[BEGIN Data to use]

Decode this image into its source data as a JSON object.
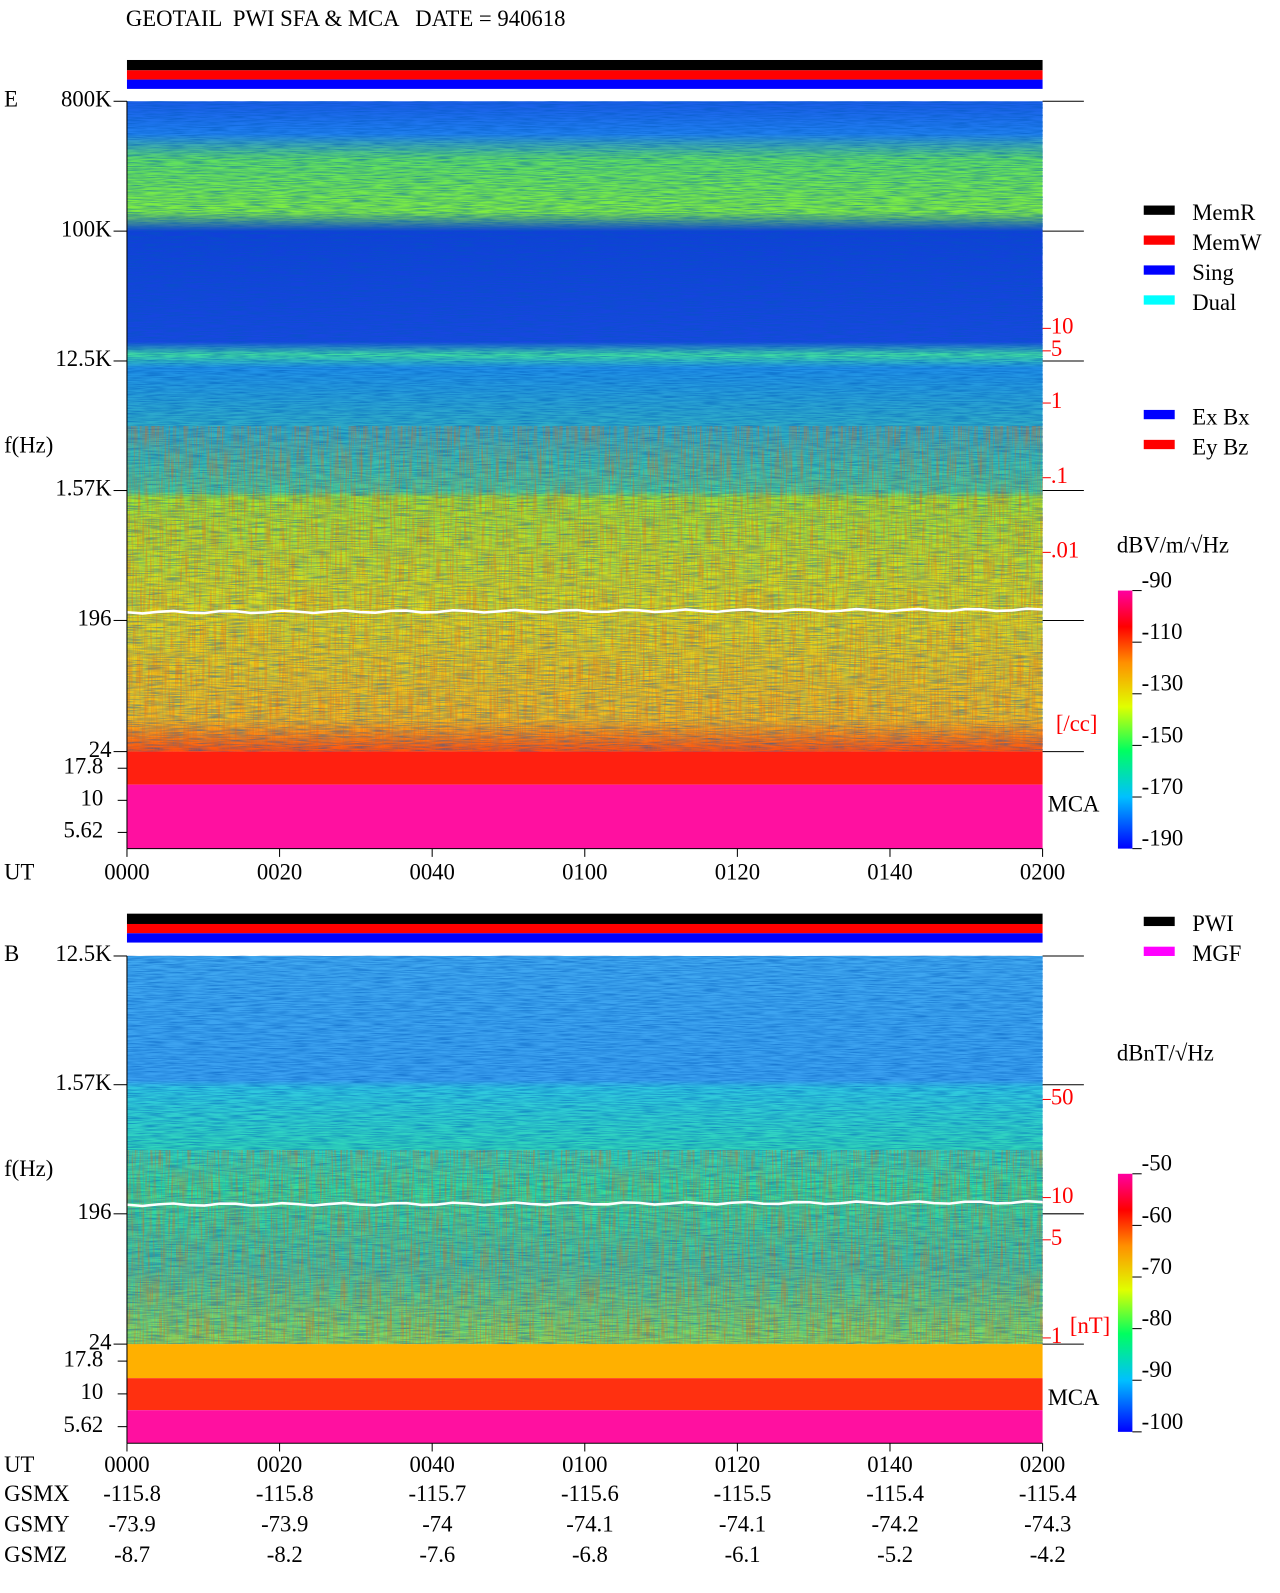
{
  "title": "GEOTAIL  PWI SFA & MCA   DATE = 940618",
  "chart_data": [
    {
      "type": "spectrogram",
      "panel_label": "E",
      "ylabel": "f(Hz)",
      "xlabel": "UT",
      "ylim": [
        24,
        800000
      ],
      "yticks": [
        {
          "value": 800000,
          "label": "800K"
        },
        {
          "value": 100000,
          "label": "100K"
        },
        {
          "value": 12500,
          "label": "12.5K"
        },
        {
          "value": 1570,
          "label": "1.57K"
        },
        196,
        24
      ],
      "mca_label": "MCA",
      "mca_ylim": [
        4.2,
        24
      ],
      "mca_yticks": [
        17.8,
        10,
        5.62
      ],
      "xlim": [
        0,
        120
      ],
      "xticks": [
        {
          "value": 0,
          "label": "0000"
        },
        {
          "value": 20,
          "label": "0020"
        },
        {
          "value": 40,
          "label": "0040"
        },
        {
          "value": 60,
          "label": "0100"
        },
        {
          "value": 80,
          "label": "0120"
        },
        {
          "value": 100,
          "label": "0140"
        },
        {
          "value": 120,
          "label": "0200"
        }
      ],
      "y2lim": [
        0.01,
        10
      ],
      "y2ticks": [
        10,
        5,
        1,
        {
          "value": 0.1,
          "label": ".1"
        },
        {
          "value": 0.01,
          "label": ".01"
        }
      ],
      "y2_unit": "[/cc]",
      "legend": [
        {
          "name": "MemR",
          "color": "#000000"
        },
        {
          "name": "MemW",
          "color": "#ff0000"
        },
        {
          "name": "Sing",
          "color": "#0000ff"
        },
        {
          "name": "Dual",
          "color": "#00ffff"
        }
      ],
      "legend2": [
        {
          "name": "Ex Bx",
          "color": "#0000ff"
        },
        {
          "name": "Ey Bz",
          "color": "#ff0000"
        }
      ],
      "colorbar": {
        "label": "dBV/m/√Hz",
        "lim": [
          -190,
          -90
        ],
        "ticks": [
          -90,
          -110,
          -130,
          -150,
          -170,
          -190
        ]
      }
    },
    {
      "type": "spectrogram",
      "panel_label": "B",
      "ylabel": "f(Hz)",
      "xlabel": "UT",
      "ylim": [
        24,
        12500
      ],
      "yticks": [
        {
          "value": 12500,
          "label": "12.5K"
        },
        {
          "value": 1570,
          "label": "1.57K"
        },
        196,
        24
      ],
      "mca_label": "MCA",
      "mca_ylim": [
        4.2,
        24
      ],
      "mca_yticks": [
        17.8,
        10,
        5.62
      ],
      "xlim": [
        0,
        120
      ],
      "xticks": [
        {
          "value": 0,
          "label": "0000"
        },
        {
          "value": 20,
          "label": "0020"
        },
        {
          "value": 40,
          "label": "0040"
        },
        {
          "value": 60,
          "label": "0100"
        },
        {
          "value": 80,
          "label": "0120"
        },
        {
          "value": 100,
          "label": "0140"
        },
        {
          "value": 120,
          "label": "0200"
        }
      ],
      "y2lim": [
        1,
        50
      ],
      "y2ticks": [
        50,
        10,
        5,
        1
      ],
      "y2_unit": "[nT]",
      "legend": [
        {
          "name": "PWI",
          "color": "#000000"
        },
        {
          "name": "MGF",
          "color": "#ff00ff"
        }
      ],
      "colorbar": {
        "label": "dBnT/√Hz",
        "lim": [
          -100,
          -50
        ],
        "ticks": [
          -50,
          -60,
          -70,
          -80,
          -90,
          -100
        ]
      }
    }
  ],
  "orbit": {
    "rows": [
      {
        "name": "GSMX",
        "values": [
          -115.8,
          -115.8,
          -115.7,
          -115.6,
          -115.5,
          -115.4,
          -115.4
        ]
      },
      {
        "name": "GSMY",
        "values": [
          -73.9,
          -73.9,
          -74.0,
          -74.1,
          -74.1,
          -74.2,
          -74.3
        ]
      },
      {
        "name": "GSMZ",
        "values": [
          -8.7,
          -8.2,
          -7.6,
          -6.8,
          -6.1,
          -5.2,
          -4.2
        ]
      }
    ]
  }
}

[END Data to use]

• Exercise
Output the lines above in full and exactly as given, omitting any pictures.

• Response to this task
Decode this image into its source data as a JSON object.
{
  "title": "GEOTAIL  PWI SFA & MCA   DATE = 940618",
  "chart_data": [
    {
      "type": "spectrogram",
      "panel_label": "E",
      "ylabel": "f(Hz)",
      "xlabel": "UT",
      "ylim": [
        24,
        800000
      ],
      "yticks": [
        {
          "value": 800000,
          "label": "800K"
        },
        {
          "value": 100000,
          "label": "100K"
        },
        {
          "value": 12500,
          "label": "12.5K"
        },
        {
          "value": 1570,
          "label": "1.57K"
        },
        196,
        24
      ],
      "mca_label": "MCA",
      "mca_ylim": [
        4.2,
        24
      ],
      "mca_yticks": [
        17.8,
        10,
        5.62
      ],
      "xlim": [
        0,
        120
      ],
      "xticks": [
        {
          "value": 0,
          "label": "0000"
        },
        {
          "value": 20,
          "label": "0020"
        },
        {
          "value": 40,
          "label": "0040"
        },
        {
          "value": 60,
          "label": "0100"
        },
        {
          "value": 80,
          "label": "0120"
        },
        {
          "value": 100,
          "label": "0140"
        },
        {
          "value": 120,
          "label": "0200"
        }
      ],
      "y2lim": [
        0.01,
        10
      ],
      "y2ticks": [
        10,
        5,
        1,
        {
          "value": 0.1,
          "label": ".1"
        },
        {
          "value": 0.01,
          "label": ".01"
        }
      ],
      "y2_unit": "[/cc]",
      "legend": [
        {
          "name": "MemR",
          "color": "#000000"
        },
        {
          "name": "MemW",
          "color": "#ff0000"
        },
        {
          "name": "Sing",
          "color": "#0000ff"
        },
        {
          "name": "Dual",
          "color": "#00ffff"
        }
      ],
      "legend2": [
        {
          "name": "Ex Bx",
          "color": "#0000ff"
        },
        {
          "name": "Ey Bz",
          "color": "#ff0000"
        }
      ],
      "colorbar": {
        "label": "dBV/m/√Hz",
        "lim": [
          -190,
          -90
        ],
        "ticks": [
          -90,
          -110,
          -130,
          -150,
          -170,
          -190
        ]
      }
    },
    {
      "type": "spectrogram",
      "panel_label": "B",
      "ylabel": "f(Hz)",
      "xlabel": "UT",
      "ylim": [
        24,
        12500
      ],
      "yticks": [
        {
          "value": 12500,
          "label": "12.5K"
        },
        {
          "value": 1570,
          "label": "1.57K"
        },
        196,
        24
      ],
      "mca_label": "MCA",
      "mca_ylim": [
        4.2,
        24
      ],
      "mca_yticks": [
        17.8,
        10,
        5.62
      ],
      "xlim": [
        0,
        120
      ],
      "xticks": [
        {
          "value": 0,
          "label": "0000"
        },
        {
          "value": 20,
          "label": "0020"
        },
        {
          "value": 40,
          "label": "0040"
        },
        {
          "value": 60,
          "label": "0100"
        },
        {
          "value": 80,
          "label": "0120"
        },
        {
          "value": 100,
          "label": "0140"
        },
        {
          "value": 120,
          "label": "0200"
        }
      ],
      "y2lim": [
        1,
        50
      ],
      "y2ticks": [
        50,
        10,
        5,
        1
      ],
      "y2_unit": "[nT]",
      "legend": [
        {
          "name": "PWI",
          "color": "#000000"
        },
        {
          "name": "MGF",
          "color": "#ff00ff"
        }
      ],
      "colorbar": {
        "label": "dBnT/√Hz",
        "lim": [
          -100,
          -50
        ],
        "ticks": [
          -50,
          -60,
          -70,
          -80,
          -90,
          -100
        ]
      }
    }
  ],
  "orbit": {
    "rows": [
      {
        "name": "GSMX",
        "values": [
          -115.8,
          -115.8,
          -115.7,
          -115.6,
          -115.5,
          -115.4,
          -115.4
        ]
      },
      {
        "name": "GSMY",
        "values": [
          -73.9,
          -73.9,
          -74.0,
          -74.1,
          -74.1,
          -74.2,
          -74.3
        ]
      },
      {
        "name": "GSMZ",
        "values": [
          -8.7,
          -8.2,
          -7.6,
          -6.8,
          -6.1,
          -5.2,
          -4.2
        ]
      }
    ]
  }
}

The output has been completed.